[Records from a data collection]
○ ○ ○ ○ ○ ○ ○

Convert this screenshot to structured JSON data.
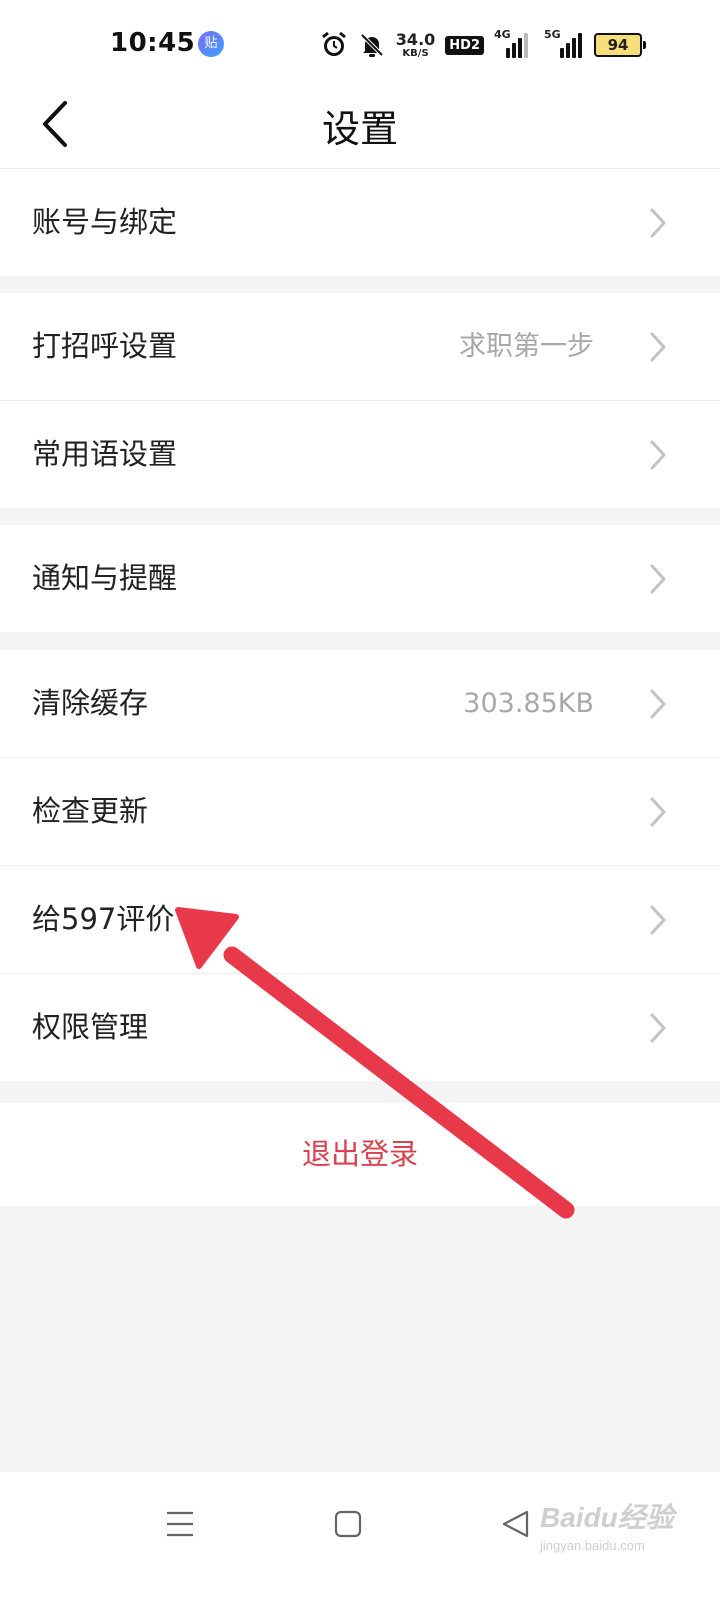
{
  "status_bar": {
    "time": "10:45",
    "app_badge": "贴",
    "net_speed_value": "34.0",
    "net_speed_unit": "KB/S",
    "hd_label": "HD2",
    "net1_label": "4G",
    "net2_label": "5G",
    "battery": "94"
  },
  "navbar": {
    "title": "设置"
  },
  "sections": [
    {
      "items": [
        {
          "label": "账号与绑定",
          "value": ""
        }
      ]
    },
    {
      "items": [
        {
          "label": "打招呼设置",
          "value": "求职第一步"
        },
        {
          "label": "常用语设置",
          "value": ""
        }
      ]
    },
    {
      "items": [
        {
          "label": "通知与提醒",
          "value": ""
        }
      ]
    },
    {
      "items": [
        {
          "label": "清除缓存",
          "value": "303.85KB"
        },
        {
          "label": "检查更新",
          "value": ""
        },
        {
          "label": "给597评价",
          "value": ""
        },
        {
          "label": "权限管理",
          "value": ""
        }
      ]
    }
  ],
  "logout_label": "退出登录",
  "watermark": {
    "top": "Baidu经验",
    "bottom": "jingyan.baidu.com"
  },
  "colors": {
    "accent_red": "#d9414f",
    "arrow_red": "#e8394a",
    "page_bg": "#f4f4f4"
  }
}
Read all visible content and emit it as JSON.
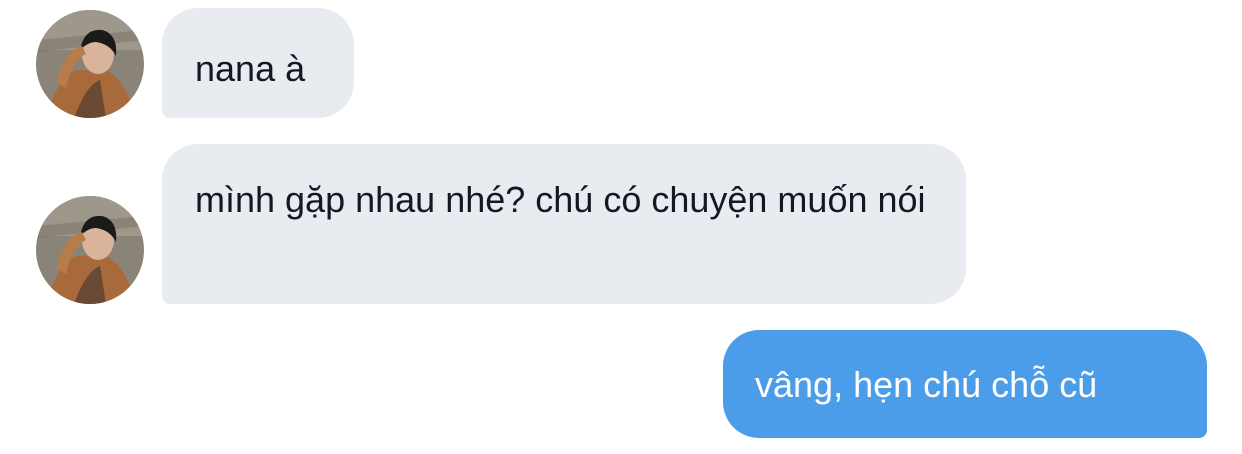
{
  "conversation": {
    "messages": [
      {
        "sender": "other",
        "text": "nana à",
        "avatar": "profile-photo"
      },
      {
        "sender": "other",
        "text": "mình gặp nhau nhé? chú có chuyện muốn nói",
        "avatar": "profile-photo"
      },
      {
        "sender": "me",
        "text": "vâng, hẹn chú chỗ cũ"
      }
    ]
  },
  "colors": {
    "incoming_bubble": "#e8ebf0",
    "outgoing_bubble": "#4c9de9",
    "incoming_text": "#141823",
    "outgoing_text": "#ffffff"
  }
}
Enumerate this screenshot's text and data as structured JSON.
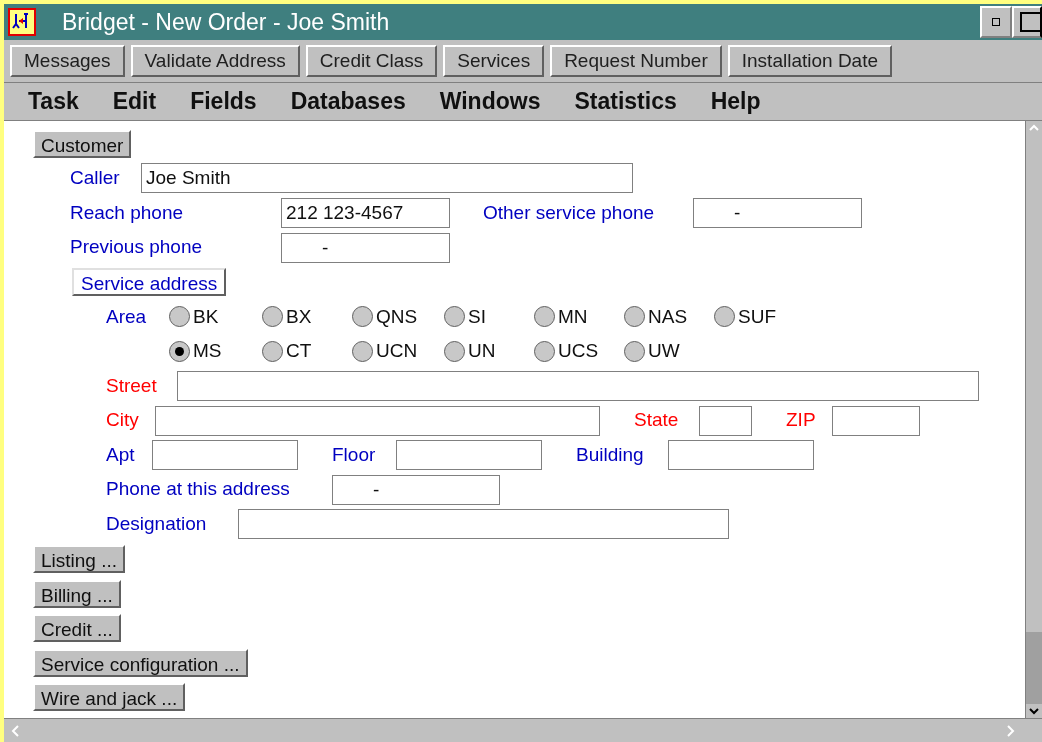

○ ○ ○ ○ ○ ○ ○

REQUIREMENT >> Output only the lines from the line that contains "Read all visible content and emit it as JSON." through the end of the material, both ends included, and skip every picture.

TASK SOLUTION >>
Read all visible content and emit it as JSON.
{
  "conversation": {
    "messages": [
      {
        "sender": "other",
        "text": "nana à",
        "avatar": "profile-photo"
      },
      {
        "sender": "other",
        "text": "mình gặp nhau nhé? chú có chuyện muốn nói",
        "avatar": "profile-photo"
      },
      {
        "sender": "me",
        "text": "vâng, hẹn chú chỗ cũ"
      }
    ]
  },
  "colors": {
    "incoming_bubble": "#e8ebf0",
    "outgoing_bubble": "#4c9de9",
    "incoming_text": "#141823",
    "outgoing_text": "#ffffff"
  }
}
Enumerate this screenshot's text and data as structured JSON.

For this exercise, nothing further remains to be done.